#### REQUIREMENTS
Every line below should be copied exactly; drop the pictures.

•••

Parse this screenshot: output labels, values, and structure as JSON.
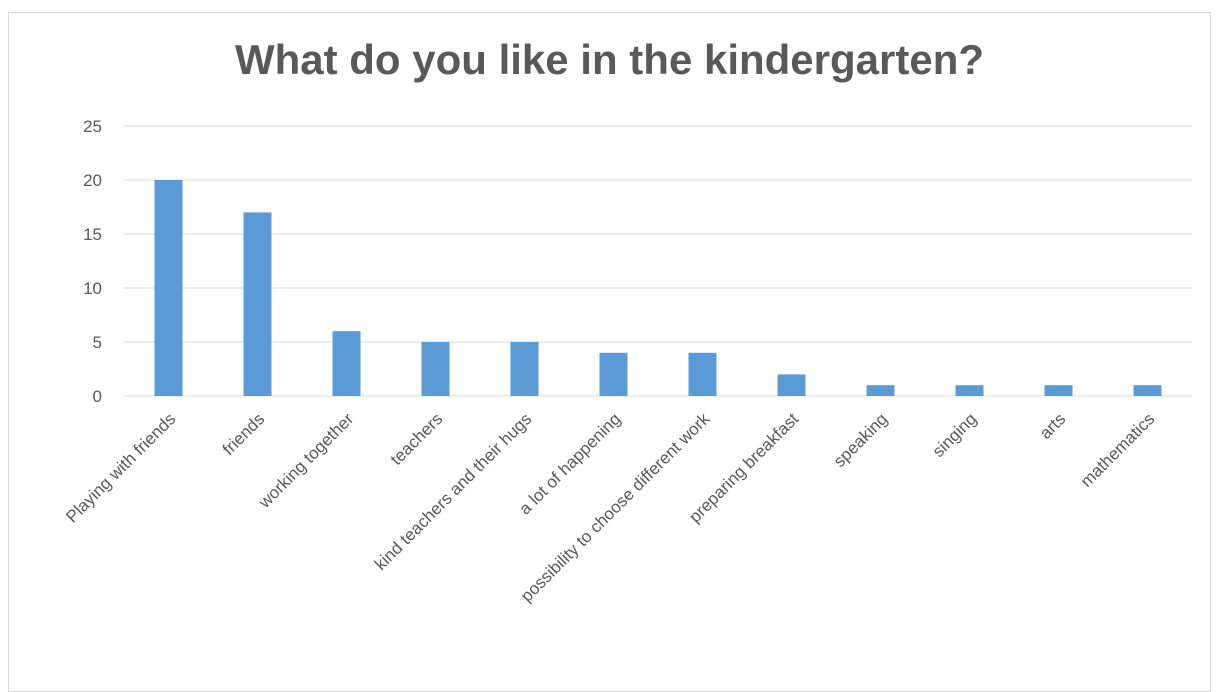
{
  "chart_data": {
    "type": "bar",
    "title": "What do you like in the kindergarten?",
    "xlabel": "",
    "ylabel": "",
    "categories": [
      "Playing with friends",
      "friends",
      "working together",
      "teachers",
      "kind teachers and their hugs",
      "a lot of happening",
      "possibility to choose different work",
      "preparing breakfast",
      "speaking",
      "singing",
      "arts",
      "mathematics"
    ],
    "values": [
      20,
      17,
      6,
      5,
      5,
      4,
      4,
      2,
      1,
      1,
      1,
      1
    ],
    "ylim": [
      0,
      25
    ],
    "yticks": [
      "0",
      "5",
      "10",
      "15",
      "20",
      "25"
    ],
    "grid": true,
    "legend": "none",
    "bar_color": "#5b9bd5",
    "grid_color": "#d9d9d9"
  }
}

•••

#### ANSWER
Parse this screenshot: output labels, values, and structure as JSON.
{
  "chart_data": {
    "type": "bar",
    "title": "What do you like in the kindergarten?",
    "xlabel": "",
    "ylabel": "",
    "categories": [
      "Playing with friends",
      "friends",
      "working together",
      "teachers",
      "kind teachers and their hugs",
      "a lot of happening",
      "possibility to choose different work",
      "preparing breakfast",
      "speaking",
      "singing",
      "arts",
      "mathematics"
    ],
    "values": [
      20,
      17,
      6,
      5,
      5,
      4,
      4,
      2,
      1,
      1,
      1,
      1
    ],
    "ylim": [
      0,
      25
    ],
    "yticks": [
      "0",
      "5",
      "10",
      "15",
      "20",
      "25"
    ],
    "grid": true,
    "legend": "none",
    "bar_color": "#5b9bd5",
    "grid_color": "#d9d9d9"
  }
}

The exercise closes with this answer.